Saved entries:
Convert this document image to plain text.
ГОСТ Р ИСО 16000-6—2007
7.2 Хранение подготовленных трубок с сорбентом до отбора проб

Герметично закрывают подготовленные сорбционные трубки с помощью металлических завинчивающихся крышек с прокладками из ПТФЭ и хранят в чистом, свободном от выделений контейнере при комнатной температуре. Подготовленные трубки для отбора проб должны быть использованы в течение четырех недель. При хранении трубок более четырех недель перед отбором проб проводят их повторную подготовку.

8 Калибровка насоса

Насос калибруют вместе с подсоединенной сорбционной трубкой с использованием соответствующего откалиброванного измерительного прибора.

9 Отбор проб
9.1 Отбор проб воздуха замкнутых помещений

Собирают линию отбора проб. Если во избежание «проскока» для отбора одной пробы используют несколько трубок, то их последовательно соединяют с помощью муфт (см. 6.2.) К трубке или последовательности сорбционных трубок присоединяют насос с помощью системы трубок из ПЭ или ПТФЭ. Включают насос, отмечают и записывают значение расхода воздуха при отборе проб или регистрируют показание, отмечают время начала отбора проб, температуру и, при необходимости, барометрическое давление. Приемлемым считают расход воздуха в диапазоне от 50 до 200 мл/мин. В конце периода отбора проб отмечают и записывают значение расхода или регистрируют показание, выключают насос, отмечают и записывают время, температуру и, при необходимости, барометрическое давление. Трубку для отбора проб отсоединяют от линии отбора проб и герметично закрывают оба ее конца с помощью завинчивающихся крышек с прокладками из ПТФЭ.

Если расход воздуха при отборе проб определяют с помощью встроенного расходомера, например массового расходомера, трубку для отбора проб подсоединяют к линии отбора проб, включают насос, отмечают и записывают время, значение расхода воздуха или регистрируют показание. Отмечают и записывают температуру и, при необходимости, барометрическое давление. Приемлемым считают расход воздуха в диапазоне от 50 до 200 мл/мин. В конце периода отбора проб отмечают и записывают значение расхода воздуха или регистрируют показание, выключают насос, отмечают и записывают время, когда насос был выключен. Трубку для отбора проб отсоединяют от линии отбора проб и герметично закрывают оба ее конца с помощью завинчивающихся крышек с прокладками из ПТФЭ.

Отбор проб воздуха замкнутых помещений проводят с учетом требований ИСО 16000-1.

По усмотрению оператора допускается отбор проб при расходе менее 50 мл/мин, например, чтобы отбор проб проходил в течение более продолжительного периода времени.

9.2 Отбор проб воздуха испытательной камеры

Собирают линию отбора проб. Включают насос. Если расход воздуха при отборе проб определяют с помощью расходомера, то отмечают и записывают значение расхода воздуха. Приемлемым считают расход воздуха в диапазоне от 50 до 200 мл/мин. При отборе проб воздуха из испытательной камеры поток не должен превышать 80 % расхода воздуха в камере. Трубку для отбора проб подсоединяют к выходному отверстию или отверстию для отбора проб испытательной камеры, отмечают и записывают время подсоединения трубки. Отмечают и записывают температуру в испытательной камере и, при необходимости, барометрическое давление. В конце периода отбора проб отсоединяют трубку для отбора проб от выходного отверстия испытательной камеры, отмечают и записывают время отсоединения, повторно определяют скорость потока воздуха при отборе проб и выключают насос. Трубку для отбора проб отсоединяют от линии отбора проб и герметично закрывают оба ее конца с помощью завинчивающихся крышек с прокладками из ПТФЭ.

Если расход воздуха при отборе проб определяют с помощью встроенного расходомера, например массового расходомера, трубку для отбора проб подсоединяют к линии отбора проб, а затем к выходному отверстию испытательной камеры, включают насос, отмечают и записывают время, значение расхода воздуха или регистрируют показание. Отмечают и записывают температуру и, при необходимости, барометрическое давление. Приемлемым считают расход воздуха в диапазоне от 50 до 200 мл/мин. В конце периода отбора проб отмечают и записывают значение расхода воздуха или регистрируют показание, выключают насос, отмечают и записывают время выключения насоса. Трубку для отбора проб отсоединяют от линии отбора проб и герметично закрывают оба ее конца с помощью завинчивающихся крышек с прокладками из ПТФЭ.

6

> **Short exercise**
Write every line of the material above again, exactly.

> **Response to this exercise**
Convert this document image to plain text.
ГОСТ Р ИСО 16000-6—2007
7.2 Хранение подготовленных трубок с сорбентом до отбора проб

Герметично закрывают подготовленные сорбционные трубки с помощью металлических завинчивающихся крышек с прокладками из ПТФЭ и хранят в чистом, свободном от выделений контейнере при комнатной температуре. Подготовленные трубки для отбора проб должны быть использованы в течение четырех недель. При хранении трубок более четырех недель перед отбором проб проводят их повторную подготовку.

8 Калибровка насоса

Насос калибруют вместе с подсоединенной сорбционной трубкой с использованием соответствующего откалиброванного измерительного прибора.

9 Отбор проб
9.1 Отбор проб воздуха замкнутых помещений

Собирают линию отбора проб. Если во избежание «проскока» для отбора одной пробы используют несколько трубок, то их последовательно соединяют с помощью муфт (см. 6.2.) К трубке или последовательности сорбционных трубок присоединяют насос с помощью системы трубок из ПЭ или ПТФЭ. Включают насос, отмечают и записывают значение расхода воздуха при отборе проб или регистрируют показание, отмечают время начала отбора проб, температуру и, при необходимости, барометрическое давление. Приемлемым считают расход воздуха в диапазоне от 50 до 200 мл/мин. В конце периода отбора проб отмечают и записывают значение расхода или регистрируют показание, выключают насос, отмечают и записывают время, температуру и, при необходимости, барометрическое давление. Трубку для отбора проб отсоединяют от линии отбора проб и герметично закрывают оба ее конца с помощью завинчивающихся крышек с прокладками из ПТФЭ.

Если расход воздуха при отборе проб определяют с помощью встроенного расходомера, например массового расходомера, трубку для отбора проб подсоединяют к линии отбора проб, включают насос, отмечают и записывают время, значение расхода воздуха или регистрируют показание. Отмечают и записывают температуру и, при необходимости, барометрическое давление. Приемлемым считают расход воздуха в диапазоне от 50 до 200 мл/мин. В конце периода отбора проб отмечают и записывают значение расхода воздуха или регистрируют показание, выключают насос, отмечают и записывают время, когда насос был выключен. Трубку для отбора проб отсоединяют от линии отбора проб и герметично закрывают оба ее конца с помощью завинчивающихся крышек с прокладками из ПТФЭ.

Отбор проб воздуха замкнутых помещений проводят с учетом требований ИСО 16000-1.

По усмотрению оператора допускается отбор проб при расходе менее 50 мл/мин, например, чтобы отбор проб проходил в течение более продолжительного периода времени.

9.2 Отбор проб воздуха испытательной камеры

Собирают линию отбора проб. Включают насос. Если расход воздуха при отборе проб определяют с помощью расходомера, то отмечают и записывают значение расхода воздуха. Приемлемым считают расход воздуха в диапазоне от 50 до 200 мл/мин. При отборе проб воздуха из испытательной камеры поток не должен превышать 80 % расхода воздуха в камере. Трубку для отбора проб подсоединяют к выходному отверстию или отверстию для отбора проб испытательной камеры, отмечают и записывают время подсоединения трубки. Отмечают и записывают температуру в испытательной камере и, при необходимости, барометрическое давление. В конце периода отбора проб отсоединяют трубку для отбора проб от выходного отверстия испытательной камеры, отмечают и записывают время отсоединения, повторно определяют скорость потока воздуха при отборе проб и выключают насос. Трубку для отбора проб отсоединяют от линии отбора проб и герметично закрывают оба ее конца с помощью завинчивающихся крышек с прокладками из ПТФЭ.

Если расход воздуха при отборе проб определяют с помощью встроенного расходомера, например массового расходомера, трубку для отбора проб подсоединяют к линии отбора проб, а затем к выходному отверстию испытательной камеры, включают насос, отмечают и записывают время, значение расхода воздуха или регистрируют показание. Отмечают и записывают температуру и, при необходимости, барометрическое давление. Приемлемым считают расход воздуха в диапазоне от 50 до 200 мл/мин. В конце периода отбора проб отмечают и записывают значение расхода воздуха или регистрируют показание, выключают насос, отмечают и записывают время выключения насоса. Трубку для отбора проб отсоединяют от линии отбора проб и герметично закрывают оба ее конца с помощью завинчивающихся крышек с прокладками из ПТФЭ.

6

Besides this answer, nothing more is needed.